▶ Work to be completed: Filter for the word "Profile" and keep each matching line.

▶ Records provided:

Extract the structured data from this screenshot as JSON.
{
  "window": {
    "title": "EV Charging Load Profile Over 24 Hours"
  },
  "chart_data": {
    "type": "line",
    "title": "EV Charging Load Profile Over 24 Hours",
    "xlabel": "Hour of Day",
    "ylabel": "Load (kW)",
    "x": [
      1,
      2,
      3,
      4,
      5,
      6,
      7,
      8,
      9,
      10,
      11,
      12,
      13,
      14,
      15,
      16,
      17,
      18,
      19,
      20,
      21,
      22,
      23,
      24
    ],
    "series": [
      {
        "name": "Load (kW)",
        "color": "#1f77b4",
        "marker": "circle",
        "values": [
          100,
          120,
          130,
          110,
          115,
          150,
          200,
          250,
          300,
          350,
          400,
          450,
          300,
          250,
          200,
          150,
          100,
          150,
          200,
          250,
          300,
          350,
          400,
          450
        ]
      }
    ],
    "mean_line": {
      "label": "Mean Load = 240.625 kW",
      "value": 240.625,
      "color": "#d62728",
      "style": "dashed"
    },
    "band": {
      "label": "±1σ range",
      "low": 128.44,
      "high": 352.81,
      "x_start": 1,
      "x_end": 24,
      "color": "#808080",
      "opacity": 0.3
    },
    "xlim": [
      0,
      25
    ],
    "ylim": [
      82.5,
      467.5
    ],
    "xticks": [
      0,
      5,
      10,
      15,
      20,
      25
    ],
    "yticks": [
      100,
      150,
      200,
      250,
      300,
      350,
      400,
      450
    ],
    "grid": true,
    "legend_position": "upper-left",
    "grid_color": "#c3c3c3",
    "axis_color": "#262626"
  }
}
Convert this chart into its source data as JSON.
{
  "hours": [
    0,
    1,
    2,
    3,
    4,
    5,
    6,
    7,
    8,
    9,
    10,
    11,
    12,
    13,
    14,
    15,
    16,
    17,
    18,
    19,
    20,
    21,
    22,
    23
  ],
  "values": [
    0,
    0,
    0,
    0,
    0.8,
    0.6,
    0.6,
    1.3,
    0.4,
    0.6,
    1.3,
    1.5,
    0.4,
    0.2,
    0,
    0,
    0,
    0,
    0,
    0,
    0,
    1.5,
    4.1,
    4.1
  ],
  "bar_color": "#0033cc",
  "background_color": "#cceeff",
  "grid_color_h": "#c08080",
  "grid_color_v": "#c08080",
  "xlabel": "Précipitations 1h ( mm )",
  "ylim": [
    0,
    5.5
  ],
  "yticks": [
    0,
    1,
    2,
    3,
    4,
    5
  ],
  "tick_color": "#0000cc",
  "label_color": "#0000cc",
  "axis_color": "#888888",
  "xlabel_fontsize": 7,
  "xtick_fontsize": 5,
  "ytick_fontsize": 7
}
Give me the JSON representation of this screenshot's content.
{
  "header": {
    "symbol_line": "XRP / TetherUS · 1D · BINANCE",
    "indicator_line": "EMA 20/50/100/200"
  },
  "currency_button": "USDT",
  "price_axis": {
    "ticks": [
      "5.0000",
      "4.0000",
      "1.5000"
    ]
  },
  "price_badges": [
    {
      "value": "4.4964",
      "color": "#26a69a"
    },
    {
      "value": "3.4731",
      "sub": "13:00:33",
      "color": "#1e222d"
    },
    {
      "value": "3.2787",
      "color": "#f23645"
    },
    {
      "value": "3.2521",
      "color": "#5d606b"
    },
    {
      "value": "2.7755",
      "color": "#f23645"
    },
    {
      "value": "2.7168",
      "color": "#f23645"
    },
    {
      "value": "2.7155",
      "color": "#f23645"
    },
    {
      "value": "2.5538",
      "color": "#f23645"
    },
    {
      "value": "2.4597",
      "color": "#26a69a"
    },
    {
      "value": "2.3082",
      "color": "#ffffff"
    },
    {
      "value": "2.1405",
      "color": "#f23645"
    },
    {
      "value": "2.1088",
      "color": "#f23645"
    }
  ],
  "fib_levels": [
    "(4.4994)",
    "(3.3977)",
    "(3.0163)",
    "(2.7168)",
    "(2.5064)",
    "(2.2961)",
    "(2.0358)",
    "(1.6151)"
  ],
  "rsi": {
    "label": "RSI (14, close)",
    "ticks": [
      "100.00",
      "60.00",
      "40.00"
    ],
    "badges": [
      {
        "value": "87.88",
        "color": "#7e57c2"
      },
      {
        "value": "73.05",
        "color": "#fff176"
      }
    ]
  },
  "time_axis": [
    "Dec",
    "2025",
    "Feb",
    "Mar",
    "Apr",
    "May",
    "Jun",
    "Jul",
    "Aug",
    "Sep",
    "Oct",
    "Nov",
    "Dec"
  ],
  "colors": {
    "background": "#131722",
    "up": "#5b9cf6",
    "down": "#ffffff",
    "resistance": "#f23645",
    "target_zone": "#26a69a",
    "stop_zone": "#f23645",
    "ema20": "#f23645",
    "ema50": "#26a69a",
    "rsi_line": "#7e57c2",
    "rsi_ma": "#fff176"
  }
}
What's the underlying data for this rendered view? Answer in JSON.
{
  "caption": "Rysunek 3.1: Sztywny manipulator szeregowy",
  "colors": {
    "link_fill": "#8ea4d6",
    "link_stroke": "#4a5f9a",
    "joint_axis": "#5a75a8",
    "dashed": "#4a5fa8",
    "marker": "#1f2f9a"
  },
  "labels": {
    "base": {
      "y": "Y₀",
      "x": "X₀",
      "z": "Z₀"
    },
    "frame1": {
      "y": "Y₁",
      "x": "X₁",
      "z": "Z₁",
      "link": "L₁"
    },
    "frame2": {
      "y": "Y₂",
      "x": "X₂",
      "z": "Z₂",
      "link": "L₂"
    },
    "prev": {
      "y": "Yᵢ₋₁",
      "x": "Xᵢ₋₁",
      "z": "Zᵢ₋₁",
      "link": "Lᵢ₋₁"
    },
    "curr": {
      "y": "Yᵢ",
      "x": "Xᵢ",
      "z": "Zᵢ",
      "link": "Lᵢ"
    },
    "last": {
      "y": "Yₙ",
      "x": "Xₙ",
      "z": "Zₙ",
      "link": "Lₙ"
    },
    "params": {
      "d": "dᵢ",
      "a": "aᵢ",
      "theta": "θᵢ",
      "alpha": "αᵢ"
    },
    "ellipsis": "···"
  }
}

▶ Response for this exercise:
    "title": "EV Charging Load Profile Over 24 Hours"
    "title": "EV Charging Load Profile Over 24 Hours",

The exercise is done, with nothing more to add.